(Brief):
Using the listing beneath this task, count the lines with the word "Matched" and write only the result.

Extracted records
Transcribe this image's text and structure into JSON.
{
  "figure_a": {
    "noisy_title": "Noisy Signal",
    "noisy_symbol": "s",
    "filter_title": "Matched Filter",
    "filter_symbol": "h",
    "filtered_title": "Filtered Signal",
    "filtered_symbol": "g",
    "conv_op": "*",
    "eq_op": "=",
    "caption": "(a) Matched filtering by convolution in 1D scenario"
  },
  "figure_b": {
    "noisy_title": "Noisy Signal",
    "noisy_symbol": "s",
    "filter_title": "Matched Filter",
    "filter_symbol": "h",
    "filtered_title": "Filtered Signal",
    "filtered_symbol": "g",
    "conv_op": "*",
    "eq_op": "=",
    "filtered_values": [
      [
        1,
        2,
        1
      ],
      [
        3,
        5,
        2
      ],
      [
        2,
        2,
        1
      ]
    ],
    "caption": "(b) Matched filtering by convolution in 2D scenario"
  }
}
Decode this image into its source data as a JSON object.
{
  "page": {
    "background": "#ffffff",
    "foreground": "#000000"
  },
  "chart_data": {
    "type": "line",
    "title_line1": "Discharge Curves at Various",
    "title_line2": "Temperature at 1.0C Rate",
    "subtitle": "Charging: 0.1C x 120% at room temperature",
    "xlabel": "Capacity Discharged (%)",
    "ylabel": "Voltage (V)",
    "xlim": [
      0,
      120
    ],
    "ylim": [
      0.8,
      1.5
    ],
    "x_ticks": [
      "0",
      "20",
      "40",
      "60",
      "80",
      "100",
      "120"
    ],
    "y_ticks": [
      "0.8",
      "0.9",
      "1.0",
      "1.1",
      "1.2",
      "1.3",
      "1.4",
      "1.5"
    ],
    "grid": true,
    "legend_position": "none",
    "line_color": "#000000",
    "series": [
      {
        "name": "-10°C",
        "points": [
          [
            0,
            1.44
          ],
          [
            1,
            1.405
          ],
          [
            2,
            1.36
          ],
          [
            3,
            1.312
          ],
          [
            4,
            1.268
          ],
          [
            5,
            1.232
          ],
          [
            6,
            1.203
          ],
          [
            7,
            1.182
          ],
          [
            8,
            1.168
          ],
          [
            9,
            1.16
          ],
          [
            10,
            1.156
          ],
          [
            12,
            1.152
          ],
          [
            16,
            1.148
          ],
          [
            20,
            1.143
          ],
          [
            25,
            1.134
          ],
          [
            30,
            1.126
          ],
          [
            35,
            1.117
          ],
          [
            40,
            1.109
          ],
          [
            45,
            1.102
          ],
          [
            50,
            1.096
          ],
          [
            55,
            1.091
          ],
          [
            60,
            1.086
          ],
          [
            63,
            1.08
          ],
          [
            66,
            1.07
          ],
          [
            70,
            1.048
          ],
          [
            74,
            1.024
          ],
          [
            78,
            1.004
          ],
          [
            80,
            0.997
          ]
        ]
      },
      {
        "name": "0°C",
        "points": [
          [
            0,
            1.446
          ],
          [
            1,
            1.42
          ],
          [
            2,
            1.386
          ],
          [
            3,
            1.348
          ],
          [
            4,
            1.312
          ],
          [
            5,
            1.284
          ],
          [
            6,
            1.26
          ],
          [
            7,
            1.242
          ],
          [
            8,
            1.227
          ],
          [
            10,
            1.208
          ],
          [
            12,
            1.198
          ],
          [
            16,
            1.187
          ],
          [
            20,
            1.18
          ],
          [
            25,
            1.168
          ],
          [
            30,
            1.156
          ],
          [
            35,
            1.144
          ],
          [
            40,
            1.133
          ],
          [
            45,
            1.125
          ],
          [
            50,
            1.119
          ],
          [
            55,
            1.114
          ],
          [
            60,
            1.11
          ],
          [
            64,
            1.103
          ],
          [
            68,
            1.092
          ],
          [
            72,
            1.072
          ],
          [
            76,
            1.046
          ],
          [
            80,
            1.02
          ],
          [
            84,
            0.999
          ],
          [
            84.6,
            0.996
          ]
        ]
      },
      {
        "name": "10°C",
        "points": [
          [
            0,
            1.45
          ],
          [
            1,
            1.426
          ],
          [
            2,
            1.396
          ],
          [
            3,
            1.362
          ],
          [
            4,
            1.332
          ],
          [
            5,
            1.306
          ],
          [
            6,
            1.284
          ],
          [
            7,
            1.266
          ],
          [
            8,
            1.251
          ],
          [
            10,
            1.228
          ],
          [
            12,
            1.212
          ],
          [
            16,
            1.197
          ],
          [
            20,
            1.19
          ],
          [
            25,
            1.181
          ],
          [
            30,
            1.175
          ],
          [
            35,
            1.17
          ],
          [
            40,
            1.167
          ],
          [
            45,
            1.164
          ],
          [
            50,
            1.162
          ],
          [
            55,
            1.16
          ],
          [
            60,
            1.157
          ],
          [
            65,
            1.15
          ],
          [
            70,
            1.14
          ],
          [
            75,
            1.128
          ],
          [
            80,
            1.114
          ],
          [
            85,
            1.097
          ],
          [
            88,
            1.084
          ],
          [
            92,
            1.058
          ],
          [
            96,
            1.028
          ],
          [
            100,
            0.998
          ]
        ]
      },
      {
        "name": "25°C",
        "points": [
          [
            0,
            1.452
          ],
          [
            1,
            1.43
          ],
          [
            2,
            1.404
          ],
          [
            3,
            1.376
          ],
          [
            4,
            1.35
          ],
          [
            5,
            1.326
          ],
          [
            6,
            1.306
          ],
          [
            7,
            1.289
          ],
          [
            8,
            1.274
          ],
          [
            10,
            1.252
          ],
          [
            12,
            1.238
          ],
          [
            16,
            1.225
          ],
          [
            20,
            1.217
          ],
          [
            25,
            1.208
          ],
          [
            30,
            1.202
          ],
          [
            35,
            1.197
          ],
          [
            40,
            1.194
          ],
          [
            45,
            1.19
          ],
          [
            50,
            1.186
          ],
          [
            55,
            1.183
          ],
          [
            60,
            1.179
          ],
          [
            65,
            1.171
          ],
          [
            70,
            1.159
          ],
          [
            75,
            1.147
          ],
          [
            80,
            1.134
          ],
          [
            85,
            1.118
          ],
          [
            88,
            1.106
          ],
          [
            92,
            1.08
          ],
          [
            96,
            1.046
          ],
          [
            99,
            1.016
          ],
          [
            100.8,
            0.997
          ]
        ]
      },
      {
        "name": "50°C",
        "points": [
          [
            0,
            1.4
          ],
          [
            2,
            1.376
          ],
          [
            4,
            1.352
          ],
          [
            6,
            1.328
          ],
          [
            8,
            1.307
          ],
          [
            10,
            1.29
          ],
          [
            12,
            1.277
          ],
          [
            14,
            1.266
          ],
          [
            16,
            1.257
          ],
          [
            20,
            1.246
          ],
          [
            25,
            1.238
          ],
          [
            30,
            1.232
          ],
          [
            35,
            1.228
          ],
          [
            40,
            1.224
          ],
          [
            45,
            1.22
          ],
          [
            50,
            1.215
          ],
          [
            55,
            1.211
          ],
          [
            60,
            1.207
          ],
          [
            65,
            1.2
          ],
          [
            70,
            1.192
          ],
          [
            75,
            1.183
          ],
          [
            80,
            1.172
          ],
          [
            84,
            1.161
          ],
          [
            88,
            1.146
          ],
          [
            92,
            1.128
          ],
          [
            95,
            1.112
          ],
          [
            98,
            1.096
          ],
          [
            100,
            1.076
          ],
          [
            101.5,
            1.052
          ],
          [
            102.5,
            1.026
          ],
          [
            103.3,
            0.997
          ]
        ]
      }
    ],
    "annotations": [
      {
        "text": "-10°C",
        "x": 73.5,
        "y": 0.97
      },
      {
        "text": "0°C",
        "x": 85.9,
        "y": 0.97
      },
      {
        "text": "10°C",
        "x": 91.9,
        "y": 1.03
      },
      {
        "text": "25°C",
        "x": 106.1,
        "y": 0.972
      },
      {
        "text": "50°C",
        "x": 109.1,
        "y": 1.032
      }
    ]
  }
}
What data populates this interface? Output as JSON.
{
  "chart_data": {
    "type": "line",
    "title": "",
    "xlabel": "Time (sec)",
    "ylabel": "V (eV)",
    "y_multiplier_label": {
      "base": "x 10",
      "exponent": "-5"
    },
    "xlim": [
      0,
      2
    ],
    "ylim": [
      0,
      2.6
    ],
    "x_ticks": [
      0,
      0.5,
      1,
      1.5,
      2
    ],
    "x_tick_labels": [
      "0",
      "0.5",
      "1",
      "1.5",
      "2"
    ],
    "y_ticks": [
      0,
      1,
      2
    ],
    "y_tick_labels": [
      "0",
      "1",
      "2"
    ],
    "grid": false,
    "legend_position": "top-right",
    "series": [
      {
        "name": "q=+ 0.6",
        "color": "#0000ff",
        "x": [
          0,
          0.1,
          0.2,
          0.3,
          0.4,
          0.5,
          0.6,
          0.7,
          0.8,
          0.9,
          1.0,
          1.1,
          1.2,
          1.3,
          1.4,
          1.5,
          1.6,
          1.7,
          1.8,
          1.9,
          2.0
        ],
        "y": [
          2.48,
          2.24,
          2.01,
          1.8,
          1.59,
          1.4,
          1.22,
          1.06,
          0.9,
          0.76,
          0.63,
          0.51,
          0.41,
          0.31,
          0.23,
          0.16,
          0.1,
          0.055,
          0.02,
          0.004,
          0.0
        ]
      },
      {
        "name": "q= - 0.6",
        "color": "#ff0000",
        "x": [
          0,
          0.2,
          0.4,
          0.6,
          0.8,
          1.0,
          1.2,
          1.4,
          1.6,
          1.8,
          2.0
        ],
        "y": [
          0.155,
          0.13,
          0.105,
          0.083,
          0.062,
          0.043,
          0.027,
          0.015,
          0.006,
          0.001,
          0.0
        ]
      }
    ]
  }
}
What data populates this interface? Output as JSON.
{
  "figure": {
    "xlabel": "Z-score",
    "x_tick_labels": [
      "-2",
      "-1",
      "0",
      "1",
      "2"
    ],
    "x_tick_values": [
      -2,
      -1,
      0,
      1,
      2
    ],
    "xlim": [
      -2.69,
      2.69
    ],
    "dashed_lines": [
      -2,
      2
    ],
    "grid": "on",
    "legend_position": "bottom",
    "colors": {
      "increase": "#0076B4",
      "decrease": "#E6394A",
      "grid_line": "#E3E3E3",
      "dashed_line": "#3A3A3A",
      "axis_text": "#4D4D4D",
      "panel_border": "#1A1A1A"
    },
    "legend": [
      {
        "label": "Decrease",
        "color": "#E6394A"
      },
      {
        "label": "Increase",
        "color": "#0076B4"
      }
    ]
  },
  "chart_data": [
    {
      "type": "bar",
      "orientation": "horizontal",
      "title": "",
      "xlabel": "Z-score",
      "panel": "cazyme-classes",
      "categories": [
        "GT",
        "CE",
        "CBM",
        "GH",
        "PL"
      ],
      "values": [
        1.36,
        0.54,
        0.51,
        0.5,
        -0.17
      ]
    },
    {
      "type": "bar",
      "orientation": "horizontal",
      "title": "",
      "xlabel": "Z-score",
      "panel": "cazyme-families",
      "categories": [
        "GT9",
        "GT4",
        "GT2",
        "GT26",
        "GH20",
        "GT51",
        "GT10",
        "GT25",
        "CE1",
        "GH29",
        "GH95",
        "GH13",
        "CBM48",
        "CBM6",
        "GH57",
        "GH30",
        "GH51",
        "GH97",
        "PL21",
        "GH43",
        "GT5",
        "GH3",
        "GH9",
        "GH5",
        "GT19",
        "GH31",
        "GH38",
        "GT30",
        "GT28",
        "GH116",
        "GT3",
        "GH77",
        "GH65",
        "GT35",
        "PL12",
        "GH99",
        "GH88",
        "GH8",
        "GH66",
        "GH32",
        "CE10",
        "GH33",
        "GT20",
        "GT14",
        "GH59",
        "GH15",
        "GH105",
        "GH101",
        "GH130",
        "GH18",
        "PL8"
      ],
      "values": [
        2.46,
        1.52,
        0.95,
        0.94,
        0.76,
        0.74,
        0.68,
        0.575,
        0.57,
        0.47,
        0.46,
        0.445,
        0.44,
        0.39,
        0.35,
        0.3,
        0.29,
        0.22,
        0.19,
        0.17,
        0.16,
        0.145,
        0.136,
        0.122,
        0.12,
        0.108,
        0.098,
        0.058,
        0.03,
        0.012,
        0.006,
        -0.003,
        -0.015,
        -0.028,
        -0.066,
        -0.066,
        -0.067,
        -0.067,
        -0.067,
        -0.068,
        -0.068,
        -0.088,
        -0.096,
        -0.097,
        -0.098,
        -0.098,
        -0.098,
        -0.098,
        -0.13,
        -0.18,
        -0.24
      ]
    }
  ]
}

(The result):
4